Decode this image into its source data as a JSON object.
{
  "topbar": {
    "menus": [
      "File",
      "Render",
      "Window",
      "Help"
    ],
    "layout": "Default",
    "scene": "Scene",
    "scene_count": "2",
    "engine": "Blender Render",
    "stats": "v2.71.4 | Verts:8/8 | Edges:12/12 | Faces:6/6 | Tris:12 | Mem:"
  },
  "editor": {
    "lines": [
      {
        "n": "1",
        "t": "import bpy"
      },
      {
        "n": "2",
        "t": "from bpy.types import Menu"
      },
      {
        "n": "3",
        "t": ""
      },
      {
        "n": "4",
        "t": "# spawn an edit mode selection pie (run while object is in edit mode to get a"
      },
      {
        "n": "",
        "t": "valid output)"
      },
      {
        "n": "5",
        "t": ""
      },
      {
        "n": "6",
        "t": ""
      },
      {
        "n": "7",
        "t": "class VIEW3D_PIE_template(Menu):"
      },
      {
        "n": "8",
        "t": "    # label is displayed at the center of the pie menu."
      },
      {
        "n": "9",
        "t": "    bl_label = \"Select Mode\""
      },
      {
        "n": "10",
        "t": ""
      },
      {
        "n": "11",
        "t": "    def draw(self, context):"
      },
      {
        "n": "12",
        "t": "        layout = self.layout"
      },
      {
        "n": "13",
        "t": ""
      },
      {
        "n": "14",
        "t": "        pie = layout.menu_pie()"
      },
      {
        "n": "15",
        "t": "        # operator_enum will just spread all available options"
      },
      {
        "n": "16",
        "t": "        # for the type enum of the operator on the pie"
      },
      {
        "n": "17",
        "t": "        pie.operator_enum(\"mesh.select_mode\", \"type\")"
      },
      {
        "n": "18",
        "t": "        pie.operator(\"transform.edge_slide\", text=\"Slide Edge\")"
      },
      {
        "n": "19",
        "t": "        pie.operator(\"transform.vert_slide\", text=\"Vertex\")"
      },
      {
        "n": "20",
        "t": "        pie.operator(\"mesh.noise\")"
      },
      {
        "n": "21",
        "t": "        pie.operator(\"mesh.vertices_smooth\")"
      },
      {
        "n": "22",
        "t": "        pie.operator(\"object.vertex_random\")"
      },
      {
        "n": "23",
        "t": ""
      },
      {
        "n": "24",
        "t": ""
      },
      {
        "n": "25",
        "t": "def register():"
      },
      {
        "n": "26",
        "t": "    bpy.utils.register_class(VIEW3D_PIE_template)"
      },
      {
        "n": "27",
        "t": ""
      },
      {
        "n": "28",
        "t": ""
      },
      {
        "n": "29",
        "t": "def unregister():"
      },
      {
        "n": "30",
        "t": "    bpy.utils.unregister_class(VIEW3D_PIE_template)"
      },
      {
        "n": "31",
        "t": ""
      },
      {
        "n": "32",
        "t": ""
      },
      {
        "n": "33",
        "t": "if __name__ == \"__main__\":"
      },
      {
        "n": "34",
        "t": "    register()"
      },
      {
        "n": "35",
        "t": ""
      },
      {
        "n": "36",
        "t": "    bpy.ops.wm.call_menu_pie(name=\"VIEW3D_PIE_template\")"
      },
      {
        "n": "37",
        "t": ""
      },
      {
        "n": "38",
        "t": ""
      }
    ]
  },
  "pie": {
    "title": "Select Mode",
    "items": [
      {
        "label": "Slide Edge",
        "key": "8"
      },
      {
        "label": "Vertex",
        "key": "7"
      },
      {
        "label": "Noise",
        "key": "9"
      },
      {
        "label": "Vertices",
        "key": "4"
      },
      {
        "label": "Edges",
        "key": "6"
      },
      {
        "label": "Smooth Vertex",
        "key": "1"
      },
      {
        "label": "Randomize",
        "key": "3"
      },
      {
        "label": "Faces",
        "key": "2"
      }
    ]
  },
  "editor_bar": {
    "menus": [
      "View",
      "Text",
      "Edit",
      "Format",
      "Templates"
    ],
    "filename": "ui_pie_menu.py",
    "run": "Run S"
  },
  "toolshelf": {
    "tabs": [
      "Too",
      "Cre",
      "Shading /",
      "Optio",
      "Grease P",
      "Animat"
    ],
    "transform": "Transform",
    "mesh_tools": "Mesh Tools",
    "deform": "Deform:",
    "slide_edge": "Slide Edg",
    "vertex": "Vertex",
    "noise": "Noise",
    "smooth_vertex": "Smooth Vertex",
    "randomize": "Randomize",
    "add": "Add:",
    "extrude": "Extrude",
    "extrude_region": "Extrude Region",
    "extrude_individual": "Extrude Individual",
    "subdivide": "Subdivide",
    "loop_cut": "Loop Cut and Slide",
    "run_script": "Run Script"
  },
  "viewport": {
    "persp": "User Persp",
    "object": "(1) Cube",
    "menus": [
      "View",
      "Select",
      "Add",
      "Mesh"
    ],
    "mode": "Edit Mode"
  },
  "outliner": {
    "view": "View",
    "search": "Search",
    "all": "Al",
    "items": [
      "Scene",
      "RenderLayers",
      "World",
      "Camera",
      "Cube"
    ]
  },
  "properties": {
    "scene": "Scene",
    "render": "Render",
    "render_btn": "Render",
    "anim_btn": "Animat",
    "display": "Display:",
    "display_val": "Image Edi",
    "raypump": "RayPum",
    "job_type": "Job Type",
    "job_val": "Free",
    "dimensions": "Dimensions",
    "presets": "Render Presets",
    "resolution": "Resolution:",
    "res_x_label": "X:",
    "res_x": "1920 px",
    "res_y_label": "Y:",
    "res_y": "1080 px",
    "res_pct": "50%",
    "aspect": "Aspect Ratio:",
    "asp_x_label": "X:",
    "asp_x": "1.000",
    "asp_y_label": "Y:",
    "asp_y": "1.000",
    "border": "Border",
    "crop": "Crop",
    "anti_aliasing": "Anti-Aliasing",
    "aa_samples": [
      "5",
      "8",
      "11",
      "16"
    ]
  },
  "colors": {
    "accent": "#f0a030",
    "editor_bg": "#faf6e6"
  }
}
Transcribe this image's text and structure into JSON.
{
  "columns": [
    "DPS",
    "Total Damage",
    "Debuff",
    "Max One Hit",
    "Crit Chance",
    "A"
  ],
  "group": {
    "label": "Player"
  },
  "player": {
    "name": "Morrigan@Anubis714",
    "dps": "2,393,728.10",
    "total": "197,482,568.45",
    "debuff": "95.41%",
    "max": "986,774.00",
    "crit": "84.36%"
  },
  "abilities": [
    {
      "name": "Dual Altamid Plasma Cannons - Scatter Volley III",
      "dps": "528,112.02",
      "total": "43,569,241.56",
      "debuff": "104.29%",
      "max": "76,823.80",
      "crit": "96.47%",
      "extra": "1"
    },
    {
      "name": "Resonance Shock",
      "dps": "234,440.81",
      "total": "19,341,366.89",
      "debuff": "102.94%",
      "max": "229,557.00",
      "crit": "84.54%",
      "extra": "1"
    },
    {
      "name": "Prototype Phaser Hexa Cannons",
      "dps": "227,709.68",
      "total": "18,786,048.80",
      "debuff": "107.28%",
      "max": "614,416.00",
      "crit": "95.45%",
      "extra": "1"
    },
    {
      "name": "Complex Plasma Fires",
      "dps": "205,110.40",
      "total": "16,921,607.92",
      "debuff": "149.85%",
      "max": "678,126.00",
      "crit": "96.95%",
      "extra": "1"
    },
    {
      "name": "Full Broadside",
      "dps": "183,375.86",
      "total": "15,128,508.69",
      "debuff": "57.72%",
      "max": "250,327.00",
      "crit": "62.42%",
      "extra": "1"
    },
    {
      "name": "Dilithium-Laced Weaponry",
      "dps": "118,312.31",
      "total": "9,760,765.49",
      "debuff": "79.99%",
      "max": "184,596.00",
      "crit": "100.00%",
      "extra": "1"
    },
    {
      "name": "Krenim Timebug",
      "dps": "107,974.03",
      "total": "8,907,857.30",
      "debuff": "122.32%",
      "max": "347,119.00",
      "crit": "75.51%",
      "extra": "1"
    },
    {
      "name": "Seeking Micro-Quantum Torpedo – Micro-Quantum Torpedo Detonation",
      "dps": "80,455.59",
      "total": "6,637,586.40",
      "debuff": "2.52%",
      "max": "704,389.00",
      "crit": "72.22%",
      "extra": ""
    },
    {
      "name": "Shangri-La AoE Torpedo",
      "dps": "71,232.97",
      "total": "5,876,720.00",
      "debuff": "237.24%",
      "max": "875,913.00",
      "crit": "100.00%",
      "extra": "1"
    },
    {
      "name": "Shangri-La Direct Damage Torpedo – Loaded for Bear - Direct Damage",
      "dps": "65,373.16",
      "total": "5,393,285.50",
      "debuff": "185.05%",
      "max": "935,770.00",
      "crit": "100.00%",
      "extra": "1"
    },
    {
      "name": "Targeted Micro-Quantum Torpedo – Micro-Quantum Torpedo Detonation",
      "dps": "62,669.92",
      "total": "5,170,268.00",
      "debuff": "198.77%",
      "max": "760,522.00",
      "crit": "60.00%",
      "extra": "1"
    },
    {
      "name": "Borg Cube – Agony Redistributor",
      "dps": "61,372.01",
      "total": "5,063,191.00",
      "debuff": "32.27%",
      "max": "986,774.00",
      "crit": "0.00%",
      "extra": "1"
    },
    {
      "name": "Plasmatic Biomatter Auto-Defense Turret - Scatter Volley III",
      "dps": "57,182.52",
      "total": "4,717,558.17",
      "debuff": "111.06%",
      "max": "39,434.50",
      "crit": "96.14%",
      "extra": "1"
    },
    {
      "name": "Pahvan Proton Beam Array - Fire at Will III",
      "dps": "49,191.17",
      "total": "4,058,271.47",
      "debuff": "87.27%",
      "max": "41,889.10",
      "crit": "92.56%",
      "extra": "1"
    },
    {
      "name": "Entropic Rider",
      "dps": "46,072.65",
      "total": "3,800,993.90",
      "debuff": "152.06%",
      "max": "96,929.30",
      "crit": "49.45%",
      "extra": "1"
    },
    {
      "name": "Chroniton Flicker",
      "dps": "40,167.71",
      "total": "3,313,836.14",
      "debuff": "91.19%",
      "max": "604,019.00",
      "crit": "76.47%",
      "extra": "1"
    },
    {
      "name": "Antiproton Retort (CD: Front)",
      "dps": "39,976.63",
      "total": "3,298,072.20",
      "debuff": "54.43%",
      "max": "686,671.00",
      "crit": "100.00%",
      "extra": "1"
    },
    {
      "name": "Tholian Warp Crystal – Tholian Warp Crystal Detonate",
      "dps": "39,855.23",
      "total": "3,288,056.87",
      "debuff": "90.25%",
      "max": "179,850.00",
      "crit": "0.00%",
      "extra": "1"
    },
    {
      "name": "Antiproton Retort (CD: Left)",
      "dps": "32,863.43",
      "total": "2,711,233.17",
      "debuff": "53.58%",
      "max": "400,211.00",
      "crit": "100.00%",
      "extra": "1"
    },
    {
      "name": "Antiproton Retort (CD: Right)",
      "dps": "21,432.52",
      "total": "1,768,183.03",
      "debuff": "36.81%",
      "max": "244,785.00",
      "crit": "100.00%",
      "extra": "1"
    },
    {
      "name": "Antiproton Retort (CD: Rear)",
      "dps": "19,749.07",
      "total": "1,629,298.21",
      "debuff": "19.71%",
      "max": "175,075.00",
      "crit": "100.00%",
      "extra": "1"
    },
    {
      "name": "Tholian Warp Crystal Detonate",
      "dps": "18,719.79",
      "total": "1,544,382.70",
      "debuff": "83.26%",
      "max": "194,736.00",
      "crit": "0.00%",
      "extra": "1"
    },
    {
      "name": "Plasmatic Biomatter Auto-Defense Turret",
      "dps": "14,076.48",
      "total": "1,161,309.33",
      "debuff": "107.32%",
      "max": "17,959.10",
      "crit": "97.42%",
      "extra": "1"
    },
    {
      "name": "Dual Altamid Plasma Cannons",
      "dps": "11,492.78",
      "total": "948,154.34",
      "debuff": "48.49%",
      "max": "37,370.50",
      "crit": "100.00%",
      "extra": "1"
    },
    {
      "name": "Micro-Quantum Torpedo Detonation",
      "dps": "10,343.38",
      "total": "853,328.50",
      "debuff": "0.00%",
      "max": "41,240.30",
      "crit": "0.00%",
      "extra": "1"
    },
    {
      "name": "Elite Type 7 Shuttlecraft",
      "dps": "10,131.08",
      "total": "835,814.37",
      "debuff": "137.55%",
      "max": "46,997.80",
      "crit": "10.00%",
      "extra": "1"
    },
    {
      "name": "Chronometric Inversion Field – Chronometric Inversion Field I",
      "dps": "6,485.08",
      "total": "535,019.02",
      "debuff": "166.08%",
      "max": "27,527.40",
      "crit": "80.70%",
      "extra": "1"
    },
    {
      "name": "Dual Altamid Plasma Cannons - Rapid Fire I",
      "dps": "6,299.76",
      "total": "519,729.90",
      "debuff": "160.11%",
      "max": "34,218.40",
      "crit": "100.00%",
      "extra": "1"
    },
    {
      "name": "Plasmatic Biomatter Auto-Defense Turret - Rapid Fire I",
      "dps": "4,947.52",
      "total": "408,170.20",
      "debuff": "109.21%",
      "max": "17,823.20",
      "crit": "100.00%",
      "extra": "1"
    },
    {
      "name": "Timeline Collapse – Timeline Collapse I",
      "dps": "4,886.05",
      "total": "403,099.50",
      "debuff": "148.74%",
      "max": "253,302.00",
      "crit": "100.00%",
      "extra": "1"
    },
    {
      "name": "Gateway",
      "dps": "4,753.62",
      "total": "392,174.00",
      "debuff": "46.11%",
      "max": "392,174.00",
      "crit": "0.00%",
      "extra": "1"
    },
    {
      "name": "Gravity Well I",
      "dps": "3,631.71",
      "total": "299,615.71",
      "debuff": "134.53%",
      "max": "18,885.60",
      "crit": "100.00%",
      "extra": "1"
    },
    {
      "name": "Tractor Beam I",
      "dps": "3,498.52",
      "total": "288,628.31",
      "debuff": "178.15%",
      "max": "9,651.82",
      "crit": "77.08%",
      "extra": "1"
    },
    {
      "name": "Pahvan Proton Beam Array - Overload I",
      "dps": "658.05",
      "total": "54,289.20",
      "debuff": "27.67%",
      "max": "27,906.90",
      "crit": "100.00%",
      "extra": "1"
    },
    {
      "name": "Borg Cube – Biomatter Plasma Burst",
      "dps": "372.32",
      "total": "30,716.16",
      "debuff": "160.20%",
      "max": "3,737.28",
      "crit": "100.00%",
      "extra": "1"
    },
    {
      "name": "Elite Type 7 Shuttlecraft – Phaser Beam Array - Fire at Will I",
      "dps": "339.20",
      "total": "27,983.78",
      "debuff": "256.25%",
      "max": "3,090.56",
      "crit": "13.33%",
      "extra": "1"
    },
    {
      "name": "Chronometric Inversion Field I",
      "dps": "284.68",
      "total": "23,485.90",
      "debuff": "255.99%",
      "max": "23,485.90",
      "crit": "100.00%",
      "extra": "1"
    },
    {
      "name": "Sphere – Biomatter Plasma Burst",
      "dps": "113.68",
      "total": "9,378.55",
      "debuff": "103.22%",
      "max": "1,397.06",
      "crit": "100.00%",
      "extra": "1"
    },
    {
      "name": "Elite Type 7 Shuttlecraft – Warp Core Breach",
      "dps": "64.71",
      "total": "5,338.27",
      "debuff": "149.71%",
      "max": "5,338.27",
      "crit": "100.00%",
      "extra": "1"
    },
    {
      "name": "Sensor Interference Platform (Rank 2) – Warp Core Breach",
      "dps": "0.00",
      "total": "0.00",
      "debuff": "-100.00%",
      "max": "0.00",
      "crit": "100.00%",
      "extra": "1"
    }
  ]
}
○ ○ ○ ○ ○
- [What is asked] Identify the lines that contain the string "Cube", and copy every one of them.

- [Task output]
    "object": "(1) Cube",
      "Cube"
      "name": "Borg Cube – Agony Redistributor",
      "name": "Borg Cube – Biomatter Plasma Burst",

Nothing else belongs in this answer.